What you have to do
Print the data that follows exactly.

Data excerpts
══════════════════════════════
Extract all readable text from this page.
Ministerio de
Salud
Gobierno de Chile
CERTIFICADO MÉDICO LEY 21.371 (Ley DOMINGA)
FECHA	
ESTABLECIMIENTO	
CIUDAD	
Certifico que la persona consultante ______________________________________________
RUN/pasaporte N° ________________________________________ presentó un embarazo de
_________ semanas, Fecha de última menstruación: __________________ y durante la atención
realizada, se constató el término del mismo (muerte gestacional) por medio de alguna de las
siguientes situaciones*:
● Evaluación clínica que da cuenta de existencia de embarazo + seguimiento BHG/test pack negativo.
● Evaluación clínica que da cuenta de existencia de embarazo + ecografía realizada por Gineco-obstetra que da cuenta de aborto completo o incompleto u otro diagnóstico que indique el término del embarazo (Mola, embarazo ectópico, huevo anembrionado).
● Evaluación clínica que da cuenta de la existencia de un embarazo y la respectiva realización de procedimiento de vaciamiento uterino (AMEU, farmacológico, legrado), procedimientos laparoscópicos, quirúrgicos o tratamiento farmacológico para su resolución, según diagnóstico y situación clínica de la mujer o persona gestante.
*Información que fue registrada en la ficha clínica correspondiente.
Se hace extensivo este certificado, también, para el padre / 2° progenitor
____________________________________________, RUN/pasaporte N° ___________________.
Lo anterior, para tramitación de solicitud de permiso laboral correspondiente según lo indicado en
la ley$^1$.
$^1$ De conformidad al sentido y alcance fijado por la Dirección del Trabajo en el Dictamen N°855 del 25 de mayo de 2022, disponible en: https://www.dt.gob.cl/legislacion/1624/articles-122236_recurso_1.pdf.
══════════════════════════════
Solution to the exercise
Extract all readable text from this page.
Ministerio de
Salud
Gobierno de Chile
CERTIFICADO MÉDICO LEY 21.371 (Ley DOMINGA)
FECHA	
ESTABLECIMIENTO	
CIUDAD	
Certifico que la persona consultante ______________________________________________
RUN/pasaporte N° ________________________________________ presentó un embarazo de
_________ semanas, Fecha de última menstruación: __________________ y durante la atención
realizada, se constató el término del mismo (muerte gestacional) por medio de alguna de las
siguientes situaciones*:
● Evaluación clínica que da cuenta de existencia de embarazo + seguimiento BHG/test pack negativo.
● Evaluación clínica que da cuenta de existencia de embarazo + ecografía realizada por Gineco-obstetra que da cuenta de aborto completo o incompleto u otro diagnóstico que indique el término del embarazo (Mola, embarazo ectópico, huevo anembrionado).
● Evaluación clínica que da cuenta de la existencia de un embarazo y la respectiva realización de procedimiento de vaciamiento uterino (AMEU, farmacológico, legrado), procedimientos laparoscópicos, quirúrgicos o tratamiento farmacológico para su resolución, según diagnóstico y situación clínica de la mujer o persona gestante.
*Información que fue registrada en la ficha clínica correspondiente.
Se hace extensivo este certificado, también, para el padre / 2° progenitor
____________________________________________, RUN/pasaporte N° ___________________.
Lo anterior, para tramitación de solicitud de permiso laboral correspondiente según lo indicado en
la ley$^1$.
$^1$ De conformidad al sentido y alcance fijado por la Dirección del Trabajo en el Dictamen N°855 del 25 de mayo de 2022, disponible en: https://www.dt.gob.cl/legislacion/1624/articles-122236_recurso_1.pdf.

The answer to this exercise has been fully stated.